• YOUR TASK: Every line that contains the word "کوپنهاگ" should be copied out.

• RECORDS:

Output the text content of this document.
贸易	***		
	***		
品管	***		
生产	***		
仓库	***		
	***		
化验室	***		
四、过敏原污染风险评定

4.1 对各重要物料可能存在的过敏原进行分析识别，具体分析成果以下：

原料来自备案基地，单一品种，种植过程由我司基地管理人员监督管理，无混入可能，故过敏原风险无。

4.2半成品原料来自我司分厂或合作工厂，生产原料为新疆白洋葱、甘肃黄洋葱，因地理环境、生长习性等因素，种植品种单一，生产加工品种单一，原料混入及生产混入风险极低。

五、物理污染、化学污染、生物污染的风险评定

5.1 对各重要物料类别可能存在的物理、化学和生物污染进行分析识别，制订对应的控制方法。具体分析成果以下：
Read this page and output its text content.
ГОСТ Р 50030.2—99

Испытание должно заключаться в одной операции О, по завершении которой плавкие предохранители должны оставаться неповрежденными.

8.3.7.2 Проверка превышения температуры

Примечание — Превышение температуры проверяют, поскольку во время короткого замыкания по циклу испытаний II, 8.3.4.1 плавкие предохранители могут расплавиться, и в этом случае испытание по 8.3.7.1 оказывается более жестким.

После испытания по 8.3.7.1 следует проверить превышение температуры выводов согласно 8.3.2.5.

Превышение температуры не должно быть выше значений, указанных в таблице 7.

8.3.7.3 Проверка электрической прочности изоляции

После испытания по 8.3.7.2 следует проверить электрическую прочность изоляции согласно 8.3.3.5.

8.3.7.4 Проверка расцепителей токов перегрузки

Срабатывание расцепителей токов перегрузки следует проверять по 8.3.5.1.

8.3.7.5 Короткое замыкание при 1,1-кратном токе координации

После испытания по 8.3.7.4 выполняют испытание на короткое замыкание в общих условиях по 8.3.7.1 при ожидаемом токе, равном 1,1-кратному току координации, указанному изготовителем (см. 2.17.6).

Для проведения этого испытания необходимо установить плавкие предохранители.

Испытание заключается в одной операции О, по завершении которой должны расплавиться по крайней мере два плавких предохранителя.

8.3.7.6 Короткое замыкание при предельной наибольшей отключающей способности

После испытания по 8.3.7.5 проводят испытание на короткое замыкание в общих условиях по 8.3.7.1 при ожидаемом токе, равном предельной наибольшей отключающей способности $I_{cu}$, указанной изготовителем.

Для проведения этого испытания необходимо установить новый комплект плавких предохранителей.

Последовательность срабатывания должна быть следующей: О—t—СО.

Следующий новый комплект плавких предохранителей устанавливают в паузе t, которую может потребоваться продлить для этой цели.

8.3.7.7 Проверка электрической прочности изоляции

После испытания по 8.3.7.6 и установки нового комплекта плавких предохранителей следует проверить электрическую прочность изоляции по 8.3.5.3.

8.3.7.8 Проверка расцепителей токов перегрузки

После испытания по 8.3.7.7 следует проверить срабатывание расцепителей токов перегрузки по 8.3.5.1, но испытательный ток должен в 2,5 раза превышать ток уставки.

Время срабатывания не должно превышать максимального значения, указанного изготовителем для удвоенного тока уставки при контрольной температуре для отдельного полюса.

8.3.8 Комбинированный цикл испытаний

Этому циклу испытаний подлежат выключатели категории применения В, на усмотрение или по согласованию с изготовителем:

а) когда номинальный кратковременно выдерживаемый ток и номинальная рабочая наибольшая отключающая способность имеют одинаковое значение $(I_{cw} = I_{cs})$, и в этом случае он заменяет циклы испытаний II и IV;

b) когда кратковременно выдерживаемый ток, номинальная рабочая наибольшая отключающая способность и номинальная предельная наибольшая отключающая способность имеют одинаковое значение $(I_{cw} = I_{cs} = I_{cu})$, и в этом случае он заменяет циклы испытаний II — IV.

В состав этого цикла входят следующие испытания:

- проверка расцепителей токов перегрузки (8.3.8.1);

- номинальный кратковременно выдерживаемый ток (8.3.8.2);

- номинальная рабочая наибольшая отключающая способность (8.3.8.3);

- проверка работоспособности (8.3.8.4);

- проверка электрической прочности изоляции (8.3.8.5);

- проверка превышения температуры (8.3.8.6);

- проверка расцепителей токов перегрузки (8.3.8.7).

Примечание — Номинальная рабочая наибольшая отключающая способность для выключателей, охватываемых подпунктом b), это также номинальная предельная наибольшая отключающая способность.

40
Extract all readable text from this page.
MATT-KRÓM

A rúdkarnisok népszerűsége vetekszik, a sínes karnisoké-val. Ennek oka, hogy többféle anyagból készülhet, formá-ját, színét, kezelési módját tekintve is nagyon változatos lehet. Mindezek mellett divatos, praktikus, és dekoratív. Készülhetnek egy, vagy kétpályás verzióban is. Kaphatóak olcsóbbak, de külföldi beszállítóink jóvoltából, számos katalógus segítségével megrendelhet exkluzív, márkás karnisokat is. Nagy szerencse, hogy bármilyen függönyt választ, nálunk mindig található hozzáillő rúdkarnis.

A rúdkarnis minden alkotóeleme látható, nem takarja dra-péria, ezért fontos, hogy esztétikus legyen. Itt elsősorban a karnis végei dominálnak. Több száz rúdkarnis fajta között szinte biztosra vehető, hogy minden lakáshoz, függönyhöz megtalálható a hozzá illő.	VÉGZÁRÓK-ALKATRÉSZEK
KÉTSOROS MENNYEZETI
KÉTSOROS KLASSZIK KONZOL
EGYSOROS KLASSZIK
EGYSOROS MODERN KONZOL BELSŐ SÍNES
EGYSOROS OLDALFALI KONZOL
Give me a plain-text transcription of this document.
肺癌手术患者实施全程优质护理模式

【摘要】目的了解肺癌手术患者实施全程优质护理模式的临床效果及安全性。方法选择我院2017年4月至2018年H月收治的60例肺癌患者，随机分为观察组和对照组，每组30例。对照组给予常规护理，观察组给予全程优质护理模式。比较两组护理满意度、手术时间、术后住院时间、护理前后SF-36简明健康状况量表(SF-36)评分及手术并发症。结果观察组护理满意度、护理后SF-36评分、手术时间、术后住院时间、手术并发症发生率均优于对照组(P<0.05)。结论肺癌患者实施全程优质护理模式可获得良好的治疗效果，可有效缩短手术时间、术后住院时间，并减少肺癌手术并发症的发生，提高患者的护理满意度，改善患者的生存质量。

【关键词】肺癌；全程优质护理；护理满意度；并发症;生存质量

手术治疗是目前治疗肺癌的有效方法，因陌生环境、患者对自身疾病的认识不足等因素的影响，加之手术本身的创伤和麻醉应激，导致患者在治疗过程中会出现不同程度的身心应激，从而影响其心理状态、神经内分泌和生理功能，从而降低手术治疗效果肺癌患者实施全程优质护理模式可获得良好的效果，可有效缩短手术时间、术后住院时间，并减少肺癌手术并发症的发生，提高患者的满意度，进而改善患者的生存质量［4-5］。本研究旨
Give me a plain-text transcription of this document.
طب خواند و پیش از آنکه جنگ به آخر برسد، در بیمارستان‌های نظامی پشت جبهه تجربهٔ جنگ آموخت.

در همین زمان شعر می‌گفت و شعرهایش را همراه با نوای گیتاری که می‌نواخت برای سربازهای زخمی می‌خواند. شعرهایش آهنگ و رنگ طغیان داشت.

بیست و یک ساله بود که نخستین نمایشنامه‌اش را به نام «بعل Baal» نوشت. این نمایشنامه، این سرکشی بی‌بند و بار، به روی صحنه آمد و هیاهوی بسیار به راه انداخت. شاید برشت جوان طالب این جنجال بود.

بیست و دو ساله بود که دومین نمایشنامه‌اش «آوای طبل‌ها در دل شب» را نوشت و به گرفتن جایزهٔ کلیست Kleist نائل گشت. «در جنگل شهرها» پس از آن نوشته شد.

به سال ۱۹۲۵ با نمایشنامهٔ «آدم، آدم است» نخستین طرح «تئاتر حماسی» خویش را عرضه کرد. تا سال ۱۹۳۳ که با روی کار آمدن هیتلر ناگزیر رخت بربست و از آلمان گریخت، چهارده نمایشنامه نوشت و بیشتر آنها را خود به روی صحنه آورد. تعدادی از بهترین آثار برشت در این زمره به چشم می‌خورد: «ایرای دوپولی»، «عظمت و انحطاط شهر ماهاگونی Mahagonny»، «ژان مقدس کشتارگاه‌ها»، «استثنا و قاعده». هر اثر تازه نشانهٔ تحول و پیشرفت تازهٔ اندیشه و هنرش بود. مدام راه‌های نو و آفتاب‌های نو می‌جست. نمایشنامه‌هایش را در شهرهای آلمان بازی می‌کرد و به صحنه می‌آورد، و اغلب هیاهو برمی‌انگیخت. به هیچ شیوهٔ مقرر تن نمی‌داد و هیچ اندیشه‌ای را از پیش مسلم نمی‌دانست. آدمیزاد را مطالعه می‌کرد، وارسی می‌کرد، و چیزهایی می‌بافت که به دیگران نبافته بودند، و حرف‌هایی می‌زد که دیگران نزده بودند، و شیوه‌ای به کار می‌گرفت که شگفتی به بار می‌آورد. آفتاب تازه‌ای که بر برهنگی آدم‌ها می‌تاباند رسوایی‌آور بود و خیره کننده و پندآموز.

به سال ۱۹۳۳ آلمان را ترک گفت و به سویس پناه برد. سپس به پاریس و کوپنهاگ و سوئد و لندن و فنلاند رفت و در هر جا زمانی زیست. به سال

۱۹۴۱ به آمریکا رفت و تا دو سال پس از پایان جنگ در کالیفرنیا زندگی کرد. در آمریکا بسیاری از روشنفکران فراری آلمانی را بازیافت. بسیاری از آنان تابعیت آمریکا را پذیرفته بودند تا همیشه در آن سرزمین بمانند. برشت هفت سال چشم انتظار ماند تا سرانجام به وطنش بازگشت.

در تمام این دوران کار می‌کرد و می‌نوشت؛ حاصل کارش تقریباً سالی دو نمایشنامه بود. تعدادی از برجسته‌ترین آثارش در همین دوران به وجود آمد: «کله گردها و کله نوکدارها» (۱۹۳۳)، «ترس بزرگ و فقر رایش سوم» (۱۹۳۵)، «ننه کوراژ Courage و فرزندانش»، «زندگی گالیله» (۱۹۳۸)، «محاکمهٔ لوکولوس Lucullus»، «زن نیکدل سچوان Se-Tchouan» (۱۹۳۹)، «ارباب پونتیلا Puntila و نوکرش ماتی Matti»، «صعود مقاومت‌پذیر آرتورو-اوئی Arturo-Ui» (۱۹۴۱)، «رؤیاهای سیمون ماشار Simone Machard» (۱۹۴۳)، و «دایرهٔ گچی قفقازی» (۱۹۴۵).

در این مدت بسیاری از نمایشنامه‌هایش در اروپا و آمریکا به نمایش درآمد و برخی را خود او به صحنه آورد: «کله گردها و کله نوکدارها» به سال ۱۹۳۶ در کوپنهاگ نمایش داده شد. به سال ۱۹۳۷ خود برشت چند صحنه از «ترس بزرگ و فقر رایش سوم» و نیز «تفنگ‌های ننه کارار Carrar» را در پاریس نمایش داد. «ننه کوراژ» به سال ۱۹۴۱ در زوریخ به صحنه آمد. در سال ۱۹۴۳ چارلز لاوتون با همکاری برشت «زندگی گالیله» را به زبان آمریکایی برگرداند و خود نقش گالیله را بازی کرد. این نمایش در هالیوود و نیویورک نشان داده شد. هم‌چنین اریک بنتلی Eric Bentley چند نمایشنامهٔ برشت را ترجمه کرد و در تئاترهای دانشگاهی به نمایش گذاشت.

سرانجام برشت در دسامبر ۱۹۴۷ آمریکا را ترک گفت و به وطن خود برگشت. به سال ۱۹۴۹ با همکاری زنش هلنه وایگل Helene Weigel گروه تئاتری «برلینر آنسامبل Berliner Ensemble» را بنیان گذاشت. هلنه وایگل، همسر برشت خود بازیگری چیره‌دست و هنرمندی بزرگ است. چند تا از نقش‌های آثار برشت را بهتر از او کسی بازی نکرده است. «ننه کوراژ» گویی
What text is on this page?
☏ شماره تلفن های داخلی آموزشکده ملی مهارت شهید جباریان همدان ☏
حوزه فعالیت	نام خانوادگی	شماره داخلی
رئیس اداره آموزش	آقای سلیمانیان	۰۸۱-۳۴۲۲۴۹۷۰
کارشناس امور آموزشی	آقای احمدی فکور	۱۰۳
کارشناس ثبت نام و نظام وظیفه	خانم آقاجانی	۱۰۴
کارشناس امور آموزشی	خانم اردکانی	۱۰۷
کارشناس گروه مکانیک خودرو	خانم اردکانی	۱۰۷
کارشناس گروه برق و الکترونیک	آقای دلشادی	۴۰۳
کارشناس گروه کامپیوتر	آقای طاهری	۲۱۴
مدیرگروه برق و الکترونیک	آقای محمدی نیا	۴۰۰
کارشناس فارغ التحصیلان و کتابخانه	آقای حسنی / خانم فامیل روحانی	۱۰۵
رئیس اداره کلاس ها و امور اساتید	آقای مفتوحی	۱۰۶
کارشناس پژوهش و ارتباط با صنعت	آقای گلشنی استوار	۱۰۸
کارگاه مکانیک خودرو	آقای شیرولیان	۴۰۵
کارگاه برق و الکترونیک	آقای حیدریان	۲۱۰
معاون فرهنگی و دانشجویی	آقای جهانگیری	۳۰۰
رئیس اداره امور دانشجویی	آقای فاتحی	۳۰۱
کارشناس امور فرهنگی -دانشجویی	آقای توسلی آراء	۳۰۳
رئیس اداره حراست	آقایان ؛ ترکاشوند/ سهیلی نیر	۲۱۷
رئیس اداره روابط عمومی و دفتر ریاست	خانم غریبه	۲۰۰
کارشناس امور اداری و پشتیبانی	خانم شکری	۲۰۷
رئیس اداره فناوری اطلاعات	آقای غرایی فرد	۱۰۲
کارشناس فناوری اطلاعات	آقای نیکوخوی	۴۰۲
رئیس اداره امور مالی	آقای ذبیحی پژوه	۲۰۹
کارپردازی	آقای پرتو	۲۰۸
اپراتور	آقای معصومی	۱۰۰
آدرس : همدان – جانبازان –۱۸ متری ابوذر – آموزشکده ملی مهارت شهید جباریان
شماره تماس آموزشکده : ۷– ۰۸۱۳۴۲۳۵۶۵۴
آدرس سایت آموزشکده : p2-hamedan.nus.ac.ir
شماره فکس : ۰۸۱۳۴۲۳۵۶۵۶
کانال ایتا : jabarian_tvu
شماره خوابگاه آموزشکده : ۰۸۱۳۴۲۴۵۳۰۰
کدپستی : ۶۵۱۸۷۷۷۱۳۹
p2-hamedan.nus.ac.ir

• THE ANSWER:
به سال ۱۹۳۳ آلمان را ترک گفت و به سویس پناه برد. سپس به پاریس و کوپنهاگ و سوئد و لندن و فنلاند رفت و در هر جا زمانی زیست. به سال
در این مدت بسیاری از نمایشنامه‌هایش در اروپا و آمریکا به نمایش درآمد و برخی را خود او به صحنه آورد: «کله گردها و کله نوکدارها» به سال ۱۹۳۶ در کوپنهاگ نمایش داده شد. به سال ۱۹۳۷ خود برشت چند صحنه از «ترس بزرگ و فقر رایش سوم» و نیز «تفنگ‌های ننه کارار Carrar» را در پاریس نمایش داد. «ننه کوراژ» به سال ۱۹۴۱ در زوریخ به صحنه آمد. در سال ۱۹۴۳ چارلز لاوتون با همکاری برشت «زندگی گالیله» را به زبان آمریکایی برگرداند و خود نقش گالیله را بازی کرد. این نمایش در هالیوود و نیویورک نشان داده شد. هم‌چنین اریک بنتلی Eric Bentley چند نمایشنامهٔ برشت را ترجمه کرد و در تئاترهای دانشگاهی به نمایش گذاشت.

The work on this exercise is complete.